▸ **Material**:
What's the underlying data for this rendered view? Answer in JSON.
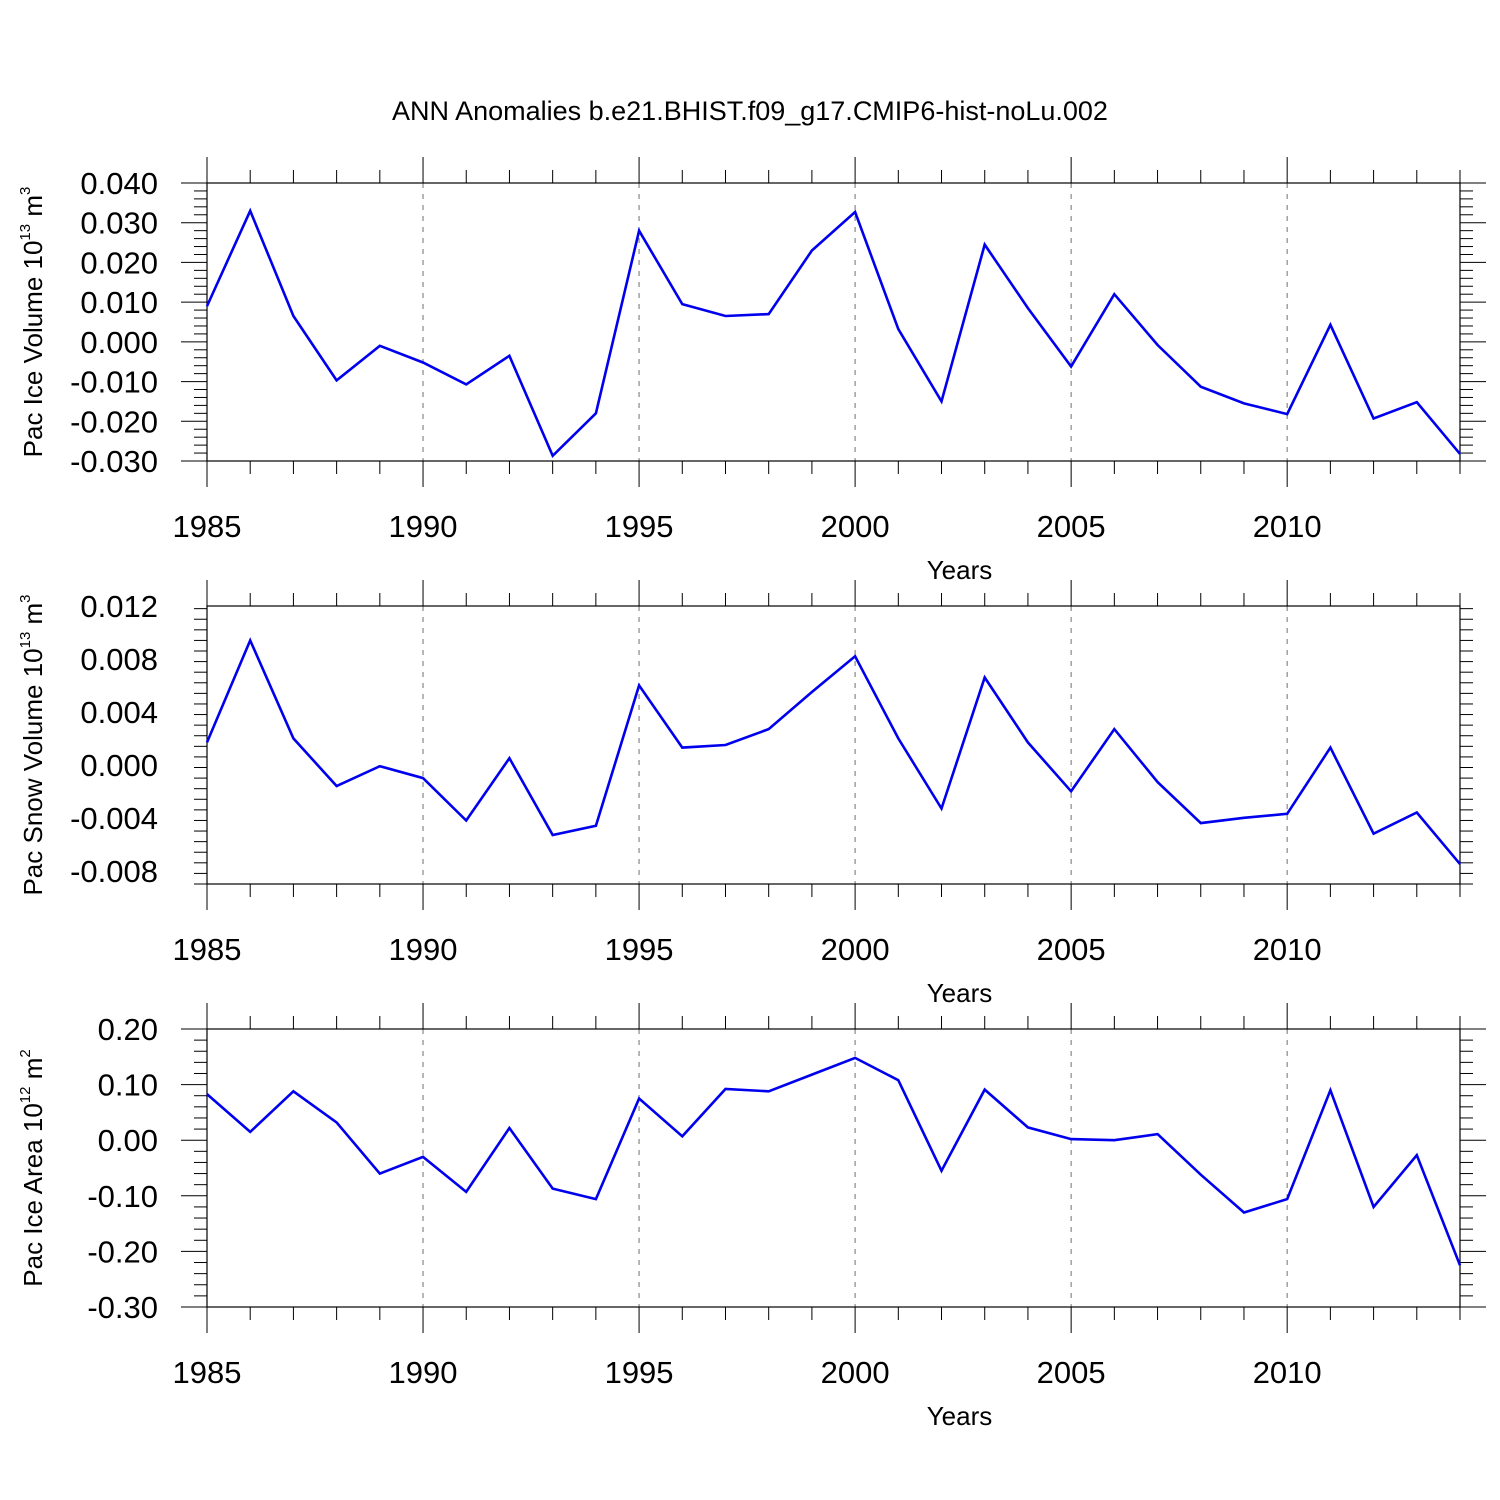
{
  "figure_title": "ANN Anomalies b.e21.BHIST.f09_g17.CMIP6-hist-noLu.002",
  "chart_data": [
    {
      "type": "line",
      "xlabel": "Years",
      "ylabel_main": "Pac Ice Volume 10",
      "ylabel_exp": "13",
      "ylabel_unit": " m",
      "ylabel_unit_exp": "3",
      "xlim": [
        1985,
        2014
      ],
      "ylim": [
        -0.03,
        0.04
      ],
      "xticks": [
        1985,
        1990,
        1995,
        2000,
        2005,
        2010
      ],
      "xtick_labels": [
        "1985",
        "1990",
        "1995",
        "2000",
        "2005",
        "2010"
      ],
      "yticks": [
        -0.03,
        -0.02,
        -0.01,
        0.0,
        0.01,
        0.02,
        0.03,
        0.04
      ],
      "ytick_labels": [
        "-0.030",
        "-0.020",
        "-0.010",
        "0.000",
        "0.010",
        "0.020",
        "0.030",
        "0.040"
      ],
      "grid_x": [
        1990,
        1995,
        2000,
        2005,
        2010
      ],
      "series": [
        {
          "name": "Pac Ice Volume",
          "color": "#0000ee",
          "x": [
            1985,
            1986,
            1987,
            1988,
            1989,
            1990,
            1991,
            1992,
            1993,
            1994,
            1995,
            1996,
            1997,
            1998,
            1999,
            2000,
            2001,
            2002,
            2003,
            2004,
            2005,
            2006,
            2007,
            2008,
            2009,
            2010,
            2011,
            2012,
            2013,
            2014
          ],
          "values": [
            0.009,
            0.033,
            0.0065,
            -0.0097,
            -0.001,
            -0.0052,
            -0.0107,
            -0.0035,
            -0.0287,
            -0.018,
            0.028,
            0.0095,
            0.0065,
            0.007,
            0.023,
            0.0327,
            0.0032,
            -0.015,
            0.0245,
            0.0085,
            -0.0062,
            0.012,
            -0.0008,
            -0.0113,
            -0.0155,
            -0.0182,
            0.0043,
            -0.0193,
            -0.0152,
            -0.0282
          ]
        }
      ]
    },
    {
      "type": "line",
      "xlabel": "Years",
      "ylabel_main": "Pac Snow Volume 10",
      "ylabel_exp": "13",
      "ylabel_unit": " m",
      "ylabel_unit_exp": "3",
      "xlim": [
        1985,
        2014
      ],
      "ylim": [
        -0.009,
        0.012
      ],
      "xticks": [
        1985,
        1990,
        1995,
        2000,
        2005,
        2010
      ],
      "xtick_labels": [
        "1985",
        "1990",
        "1995",
        "2000",
        "2005",
        "2010"
      ],
      "yticks": [
        -0.008,
        -0.004,
        0.0,
        0.004,
        0.008,
        0.012
      ],
      "ytick_labels": [
        "-0.008",
        "-0.004",
        "0.000",
        "0.004",
        "0.008",
        "0.012"
      ],
      "grid_x": [
        1990,
        1995,
        2000,
        2005,
        2010
      ],
      "series": [
        {
          "name": "Pac Snow Volume",
          "color": "#0000ee",
          "x": [
            1985,
            1986,
            1987,
            1988,
            1989,
            1990,
            1991,
            1992,
            1993,
            1994,
            1995,
            1996,
            1997,
            1998,
            1999,
            2000,
            2001,
            2002,
            2003,
            2004,
            2005,
            2006,
            2007,
            2008,
            2009,
            2010,
            2011,
            2012,
            2013,
            2014
          ],
          "values": [
            0.0017,
            0.0094,
            0.002,
            -0.0016,
            -0.0001,
            -0.001,
            -0.0042,
            0.0005,
            -0.0053,
            -0.0046,
            0.006,
            0.0013,
            0.0015,
            0.0027,
            0.0055,
            0.0082,
            0.002,
            -0.0033,
            0.0066,
            0.0017,
            -0.002,
            0.0027,
            -0.0013,
            -0.0044,
            -0.004,
            -0.0037,
            0.0013,
            -0.0052,
            -0.0036,
            -0.0075
          ]
        }
      ]
    },
    {
      "type": "line",
      "xlabel": "Years",
      "ylabel_main": "Pac Ice Area 10",
      "ylabel_exp": "12",
      "ylabel_unit": " m",
      "ylabel_unit_exp": "2",
      "xlim": [
        1985,
        2014
      ],
      "ylim": [
        -0.3,
        0.2
      ],
      "xticks": [
        1985,
        1990,
        1995,
        2000,
        2005,
        2010
      ],
      "xtick_labels": [
        "1985",
        "1990",
        "1995",
        "2000",
        "2005",
        "2010"
      ],
      "yticks": [
        -0.3,
        -0.2,
        -0.1,
        0.0,
        0.1,
        0.2
      ],
      "ytick_labels": [
        "-0.30",
        "-0.20",
        "-0.10",
        "0.00",
        "0.10",
        "0.20"
      ],
      "grid_x": [
        1990,
        1995,
        2000,
        2005,
        2010
      ],
      "series": [
        {
          "name": "Pac Ice Area",
          "color": "#0000ee",
          "x": [
            1985,
            1986,
            1987,
            1988,
            1989,
            1990,
            1991,
            1992,
            1993,
            1994,
            1995,
            1996,
            1997,
            1998,
            1999,
            2000,
            2001,
            2002,
            2003,
            2004,
            2005,
            2006,
            2007,
            2008,
            2009,
            2010,
            2011,
            2012,
            2013,
            2014
          ],
          "values": [
            0.083,
            0.015,
            0.088,
            0.032,
            -0.06,
            -0.03,
            -0.093,
            0.022,
            -0.087,
            -0.106,
            0.075,
            0.007,
            0.092,
            0.088,
            0.118,
            0.148,
            0.108,
            -0.055,
            0.091,
            0.023,
            0.002,
            0.0,
            0.011,
            -0.062,
            -0.13,
            -0.106,
            0.09,
            -0.12,
            -0.027,
            -0.225
          ]
        }
      ]
    }
  ]
}
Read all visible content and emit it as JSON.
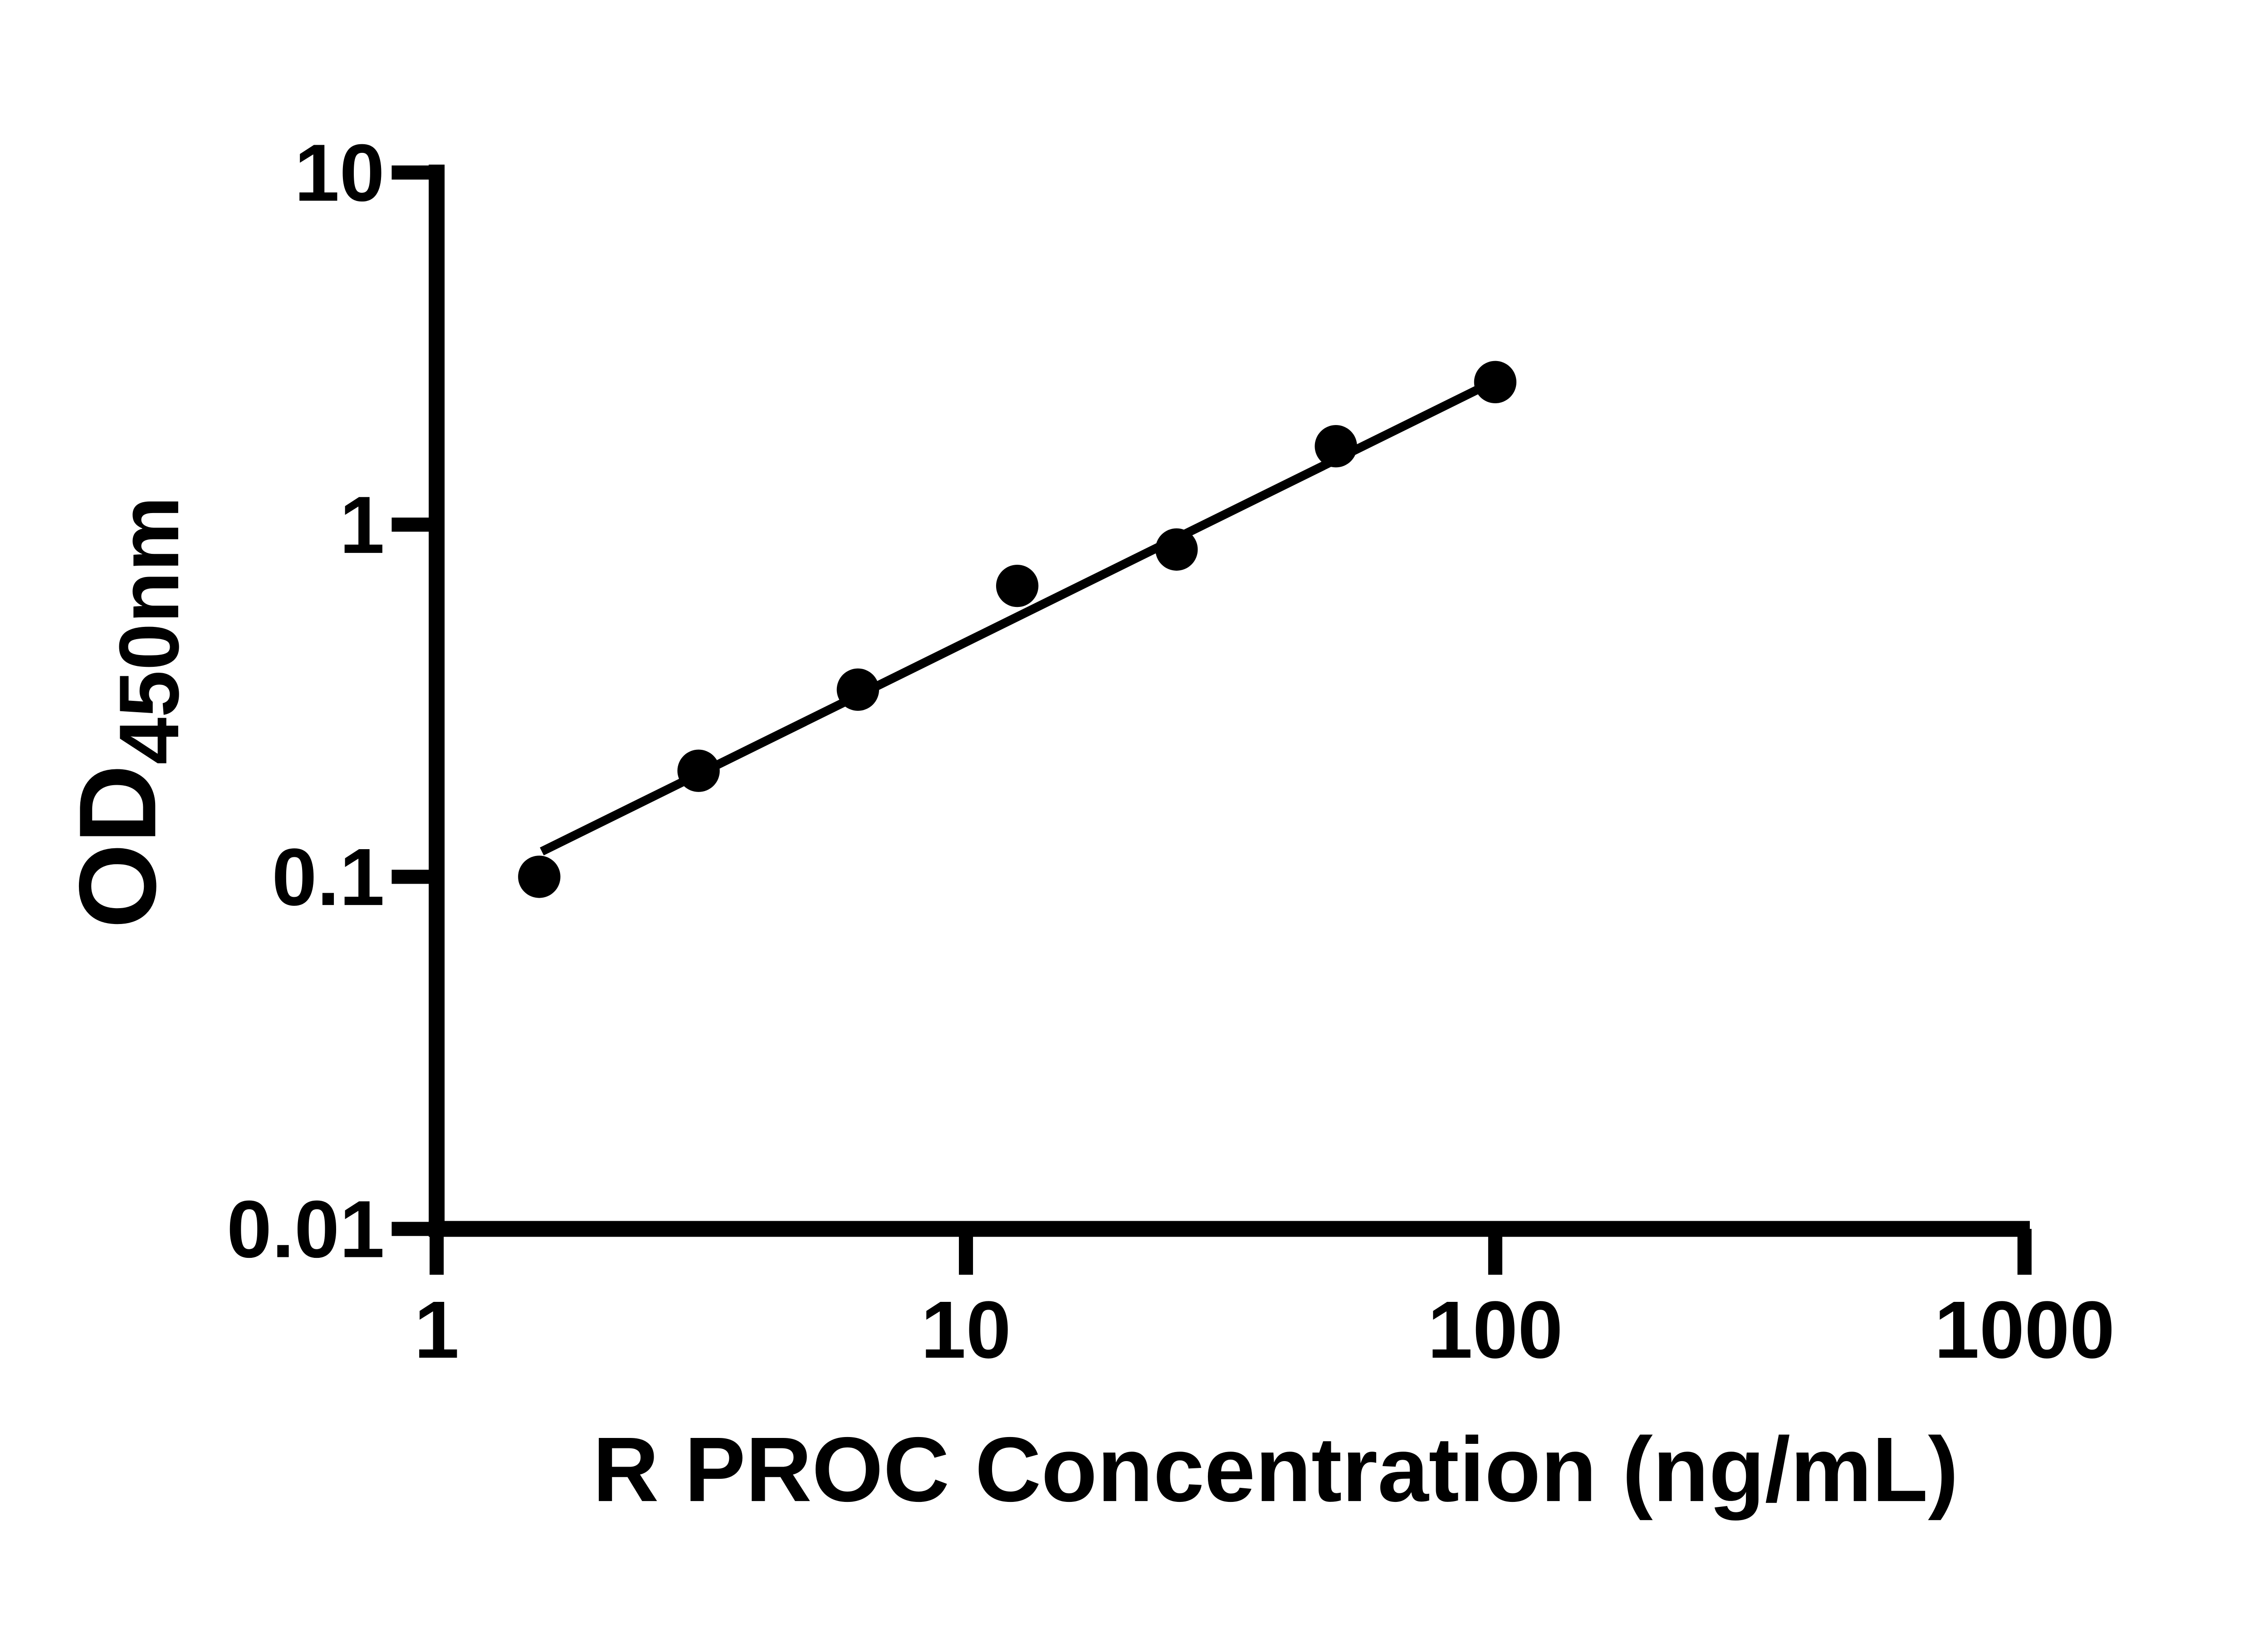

▸ **Objective**:
Your task is to reproduce all of the material exactly. The pictures stay out.

▸ **Correct response**:
What's the underlying data for this rendered view? Answer in JSON.
{
  "figure_title": "ANN Anomalies b.e21.BHIST.f09_g17.CMIP6-hist-noLu.002",
  "chart_data": [
    {
      "type": "line",
      "xlabel": "Years",
      "ylabel_main": "Pac Ice Volume 10",
      "ylabel_exp": "13",
      "ylabel_unit": " m",
      "ylabel_unit_exp": "3",
      "xlim": [
        1985,
        2014
      ],
      "ylim": [
        -0.03,
        0.04
      ],
      "xticks": [
        1985,
        1990,
        1995,
        2000,
        2005,
        2010
      ],
      "xtick_labels": [
        "1985",
        "1990",
        "1995",
        "2000",
        "2005",
        "2010"
      ],
      "yticks": [
        -0.03,
        -0.02,
        -0.01,
        0.0,
        0.01,
        0.02,
        0.03,
        0.04
      ],
      "ytick_labels": [
        "-0.030",
        "-0.020",
        "-0.010",
        "0.000",
        "0.010",
        "0.020",
        "0.030",
        "0.040"
      ],
      "grid_x": [
        1990,
        1995,
        2000,
        2005,
        2010
      ],
      "series": [
        {
          "name": "Pac Ice Volume",
          "color": "#0000ee",
          "x": [
            1985,
            1986,
            1987,
            1988,
            1989,
            1990,
            1991,
            1992,
            1993,
            1994,
            1995,
            1996,
            1997,
            1998,
            1999,
            2000,
            2001,
            2002,
            2003,
            2004,
            2005,
            2006,
            2007,
            2008,
            2009,
            2010,
            2011,
            2012,
            2013,
            2014
          ],
          "values": [
            0.009,
            0.033,
            0.0065,
            -0.0097,
            -0.001,
            -0.0052,
            -0.0107,
            -0.0035,
            -0.0287,
            -0.018,
            0.028,
            0.0095,
            0.0065,
            0.007,
            0.023,
            0.0327,
            0.0032,
            -0.015,
            0.0245,
            0.0085,
            -0.0062,
            0.012,
            -0.0008,
            -0.0113,
            -0.0155,
            -0.0182,
            0.0043,
            -0.0193,
            -0.0152,
            -0.0282
          ]
        }
      ]
    },
    {
      "type": "line",
      "xlabel": "Years",
      "ylabel_main": "Pac Snow Volume 10",
      "ylabel_exp": "13",
      "ylabel_unit": " m",
      "ylabel_unit_exp": "3",
      "xlim": [
        1985,
        2014
      ],
      "ylim": [
        -0.009,
        0.012
      ],
      "xticks": [
        1985,
        1990,
        1995,
        2000,
        2005,
        2010
      ],
      "xtick_labels": [
        "1985",
        "1990",
        "1995",
        "2000",
        "2005",
        "2010"
      ],
      "yticks": [
        -0.008,
        -0.004,
        0.0,
        0.004,
        0.008,
        0.012
      ],
      "ytick_labels": [
        "-0.008",
        "-0.004",
        "0.000",
        "0.004",
        "0.008",
        "0.012"
      ],
      "grid_x": [
        1990,
        1995,
        2000,
        2005,
        2010
      ],
      "series": [
        {
          "name": "Pac Snow Volume",
          "color": "#0000ee",
          "x": [
            1985,
            1986,
            1987,
            1988,
            1989,
            1990,
            1991,
            1992,
            1993,
            1994,
            1995,
            1996,
            1997,
            1998,
            1999,
            2000,
            2001,
            2002,
            2003,
            2004,
            2005,
            2006,
            2007,
            2008,
            2009,
            2010,
            2011,
            2012,
            2013,
            2014
          ],
          "values": [
            0.0017,
            0.0094,
            0.002,
            -0.0016,
            -0.0001,
            -0.001,
            -0.0042,
            0.0005,
            -0.0053,
            -0.0046,
            0.006,
            0.0013,
            0.0015,
            0.0027,
            0.0055,
            0.0082,
            0.002,
            -0.0033,
            0.0066,
            0.0017,
            -0.002,
            0.0027,
            -0.0013,
            -0.0044,
            -0.004,
            -0.0037,
            0.0013,
            -0.0052,
            -0.0036,
            -0.0075
          ]
        }
      ]
    },
    {
      "type": "line",
      "xlabel": "Years",
      "ylabel_main": "Pac Ice Area 10",
      "ylabel_exp": "12",
      "ylabel_unit": " m",
      "ylabel_unit_exp": "2",
      "xlim": [
        1985,
        2014
      ],
      "ylim": [
        -0.3,
        0.2
      ],
      "xticks": [
        1985,
        1990,
        1995,
        2000,
        2005,
        2010
      ],
      "xtick_labels": [
        "1985",
        "1990",
        "1995",
        "2000",
        "2005",
        "2010"
      ],
      "yticks": [
        -0.3,
        -0.2,
        -0.1,
        0.0,
        0.1,
        0.2
      ],
      "ytick_labels": [
        "-0.30",
        "-0.20",
        "-0.10",
        "0.00",
        "0.10",
        "0.20"
      ],
      "grid_x": [
        1990,
        1995,
        2000,
        2005,
        2010
      ],
      "series": [
        {
          "name": "Pac Ice Area",
          "color": "#0000ee",
          "x": [
            1985,
            1986,
            1987,
            1988,
            1989,
            1990,
            1991,
            1992,
            1993,
            1994,
            1995,
            1996,
            1997,
            1998,
            1999,
            2000,
            2001,
            2002,
            2003,
            2004,
            2005,
            2006,
            2007,
            2008,
            2009,
            2010,
            2011,
            2012,
            2013,
            2014
          ],
          "values": [
            0.083,
            0.015,
            0.088,
            0.032,
            -0.06,
            -0.03,
            -0.093,
            0.022,
            -0.087,
            -0.106,
            0.075,
            0.007,
            0.092,
            0.088,
            0.118,
            0.148,
            0.108,
            -0.055,
            0.091,
            0.023,
            0.002,
            0.0,
            0.011,
            -0.062,
            -0.13,
            -0.106,
            0.09,
            -0.12,
            -0.027,
            -0.225
          ]
        }
      ]
    }
  ]
}
Read all visible content and emit it as JSON.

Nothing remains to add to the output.